## What you are asked to do
Gather all lines in the entries that include the word "поддержки".

Collection entries
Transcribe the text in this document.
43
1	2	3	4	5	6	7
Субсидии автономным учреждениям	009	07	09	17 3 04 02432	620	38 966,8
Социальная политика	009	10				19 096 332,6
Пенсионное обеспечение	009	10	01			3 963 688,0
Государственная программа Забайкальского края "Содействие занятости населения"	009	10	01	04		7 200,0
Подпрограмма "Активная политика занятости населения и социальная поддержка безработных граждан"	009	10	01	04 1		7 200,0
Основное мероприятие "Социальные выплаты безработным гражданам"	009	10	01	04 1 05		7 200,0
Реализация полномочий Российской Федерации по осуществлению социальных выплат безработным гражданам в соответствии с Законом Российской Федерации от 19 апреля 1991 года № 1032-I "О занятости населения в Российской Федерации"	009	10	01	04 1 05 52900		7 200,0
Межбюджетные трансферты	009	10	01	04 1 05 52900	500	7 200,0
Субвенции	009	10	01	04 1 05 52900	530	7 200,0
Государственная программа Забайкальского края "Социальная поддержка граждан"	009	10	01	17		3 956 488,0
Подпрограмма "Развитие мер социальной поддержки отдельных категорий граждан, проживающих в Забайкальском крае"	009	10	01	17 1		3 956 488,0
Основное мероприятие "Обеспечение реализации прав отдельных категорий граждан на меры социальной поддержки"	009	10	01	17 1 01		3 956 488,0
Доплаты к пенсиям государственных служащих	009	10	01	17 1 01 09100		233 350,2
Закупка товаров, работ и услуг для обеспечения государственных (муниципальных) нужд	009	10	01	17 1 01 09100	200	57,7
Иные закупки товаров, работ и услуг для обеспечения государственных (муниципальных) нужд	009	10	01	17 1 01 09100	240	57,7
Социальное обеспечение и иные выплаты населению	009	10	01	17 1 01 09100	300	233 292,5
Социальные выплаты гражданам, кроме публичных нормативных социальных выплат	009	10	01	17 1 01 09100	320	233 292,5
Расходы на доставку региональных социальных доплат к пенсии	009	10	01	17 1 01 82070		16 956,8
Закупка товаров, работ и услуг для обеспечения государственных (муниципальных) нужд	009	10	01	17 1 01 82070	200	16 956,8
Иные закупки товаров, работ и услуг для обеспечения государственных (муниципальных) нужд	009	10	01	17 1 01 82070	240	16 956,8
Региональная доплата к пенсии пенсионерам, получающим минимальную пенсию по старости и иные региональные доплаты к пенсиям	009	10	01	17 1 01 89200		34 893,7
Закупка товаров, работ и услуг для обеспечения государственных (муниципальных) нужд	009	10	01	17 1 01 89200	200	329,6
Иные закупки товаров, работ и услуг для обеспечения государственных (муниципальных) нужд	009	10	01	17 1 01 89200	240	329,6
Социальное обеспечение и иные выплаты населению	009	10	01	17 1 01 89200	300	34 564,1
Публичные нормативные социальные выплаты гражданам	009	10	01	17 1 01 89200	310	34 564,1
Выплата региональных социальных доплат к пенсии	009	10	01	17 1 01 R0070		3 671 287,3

## Answer for the task
Подпрограмма "Развитие мер социальной поддержки отдельных категорий граждан, проживающих в Забайкальском крае"	009	10	01	17 1		3 956 488,0
Основное мероприятие "Обеспечение реализации прав отдельных категорий граждан на меры социальной поддержки"	009	10	01	17 1 01		3 956 488,0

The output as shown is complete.